#### Problems to solve
1. Write down the part of the article on the song "Umbayimbayi" starting with "It debuted number" and going on through "African Music Awards.".
2. According to the article on the song "Umbayimbayi", who produced it?

#### Passage shown

* * * * * * *

Single by Inkabi Zezwe

from the album Ukhamba
- Released: March 24, 2023
- Genre: Afro-pop
- Length: 3:50
- Label: Warner Music Africa
- Songwriters: Jabulani Hadebe Siyabonga Nene
- Producer: Xowla

= Umbayimbayi =

"Umbayimbayi" is a debut single by South African duo Inkabi Zezwe released on March 24, 2023, through Warner Music Africa, as album's lead single from debut studio album Ukhamba. Written by Sjava, Big Zulu and production was handled by Xowla.

It debuted number one and number 2 in South Africa and Swaziland consecutively. The song was certified 3× Platinum in South Africa

== Commercial performance ==
The song debuted at number one on iTunes Top 50 & Spotify Top 100 South Africa consecutively. The song reached 3× Platinum in South Africa.
=== Accolades ===
"Umbayimbayi" is nominated for Song of the Year at DStv Content Creator Awards 2023. Also the song earned nomination for Best Voted Song of the Year at 2023 SATMA. In addition, the song received nomination for Motsepe Foundation Record of the Year at the 30th ceremony of South African Music Awards.

!

| Year | Nominee / work | Award | Result | Ref. |
| 2023 | "Umbayimbayi" | Song of the Year | Nominated |  |
| 2023 | Most Voted Song of the Year | Nominated |  |
| 2024 | Motsepe Foundation Record of the Year | Nominated |  |

== Certifications ==

| Region | Certification | Certified units/sales |
| South Africa (RISA) | 3× Platinum | 60,000^{‡} |
^{‡} Sales+streaming figures based on certification alone.

* * * * * * *

#### Collected material

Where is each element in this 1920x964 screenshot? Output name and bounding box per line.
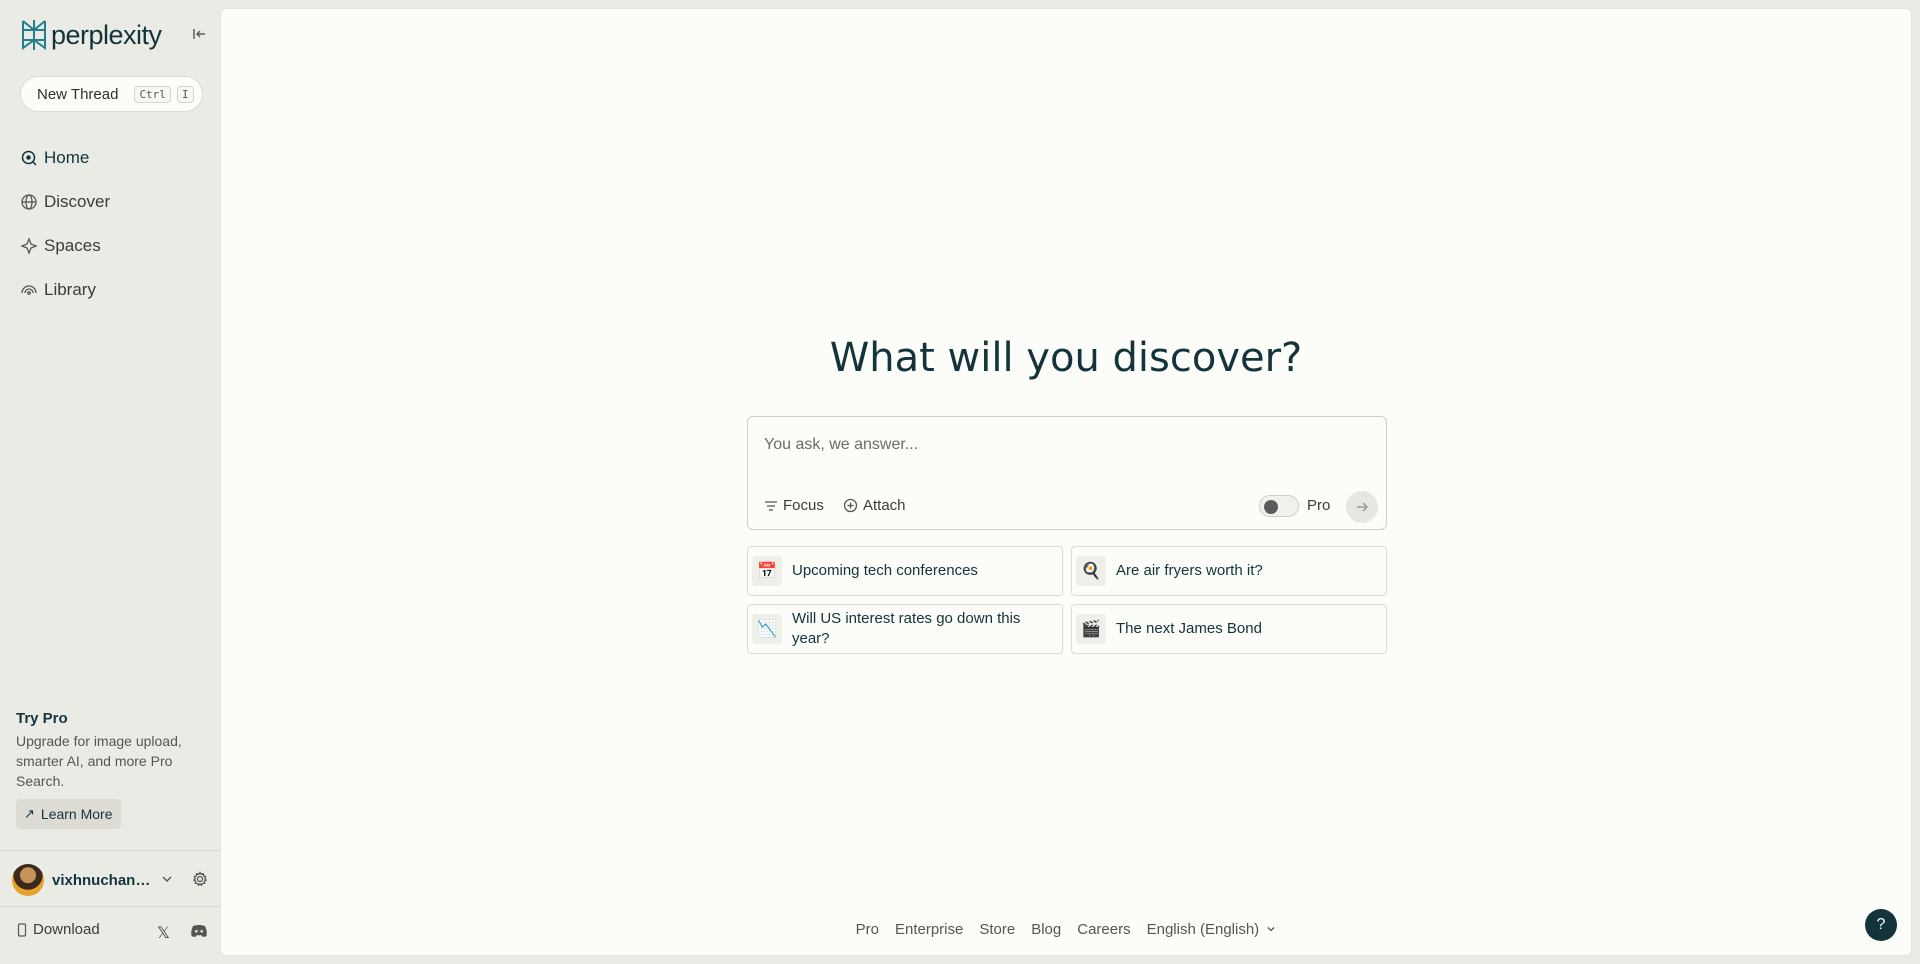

* * * * * * *

#### Problem solutions
1.
It debuted number one and number 2 in South Africa and Swaziland consecutively. The song was certified 3× Platinum in South Africa

== Commercial performance ==
The song debuted at number one on iTunes Top 50 & Spotify Top 100 South Africa consecutively. The song reached 3× Platinum in South Africa.
=== Accolades ===
"Umbayimbayi" is nominated for Song of the Year at DStv Content Creator Awards 2023. Also the song earned nomination for Best Voted Song of the Year at 2023 SATMA. In addition, the song received nomination for Motsepe Foundation Record of the Year at the 30th ceremony of South African Music Awards.

2. Xowla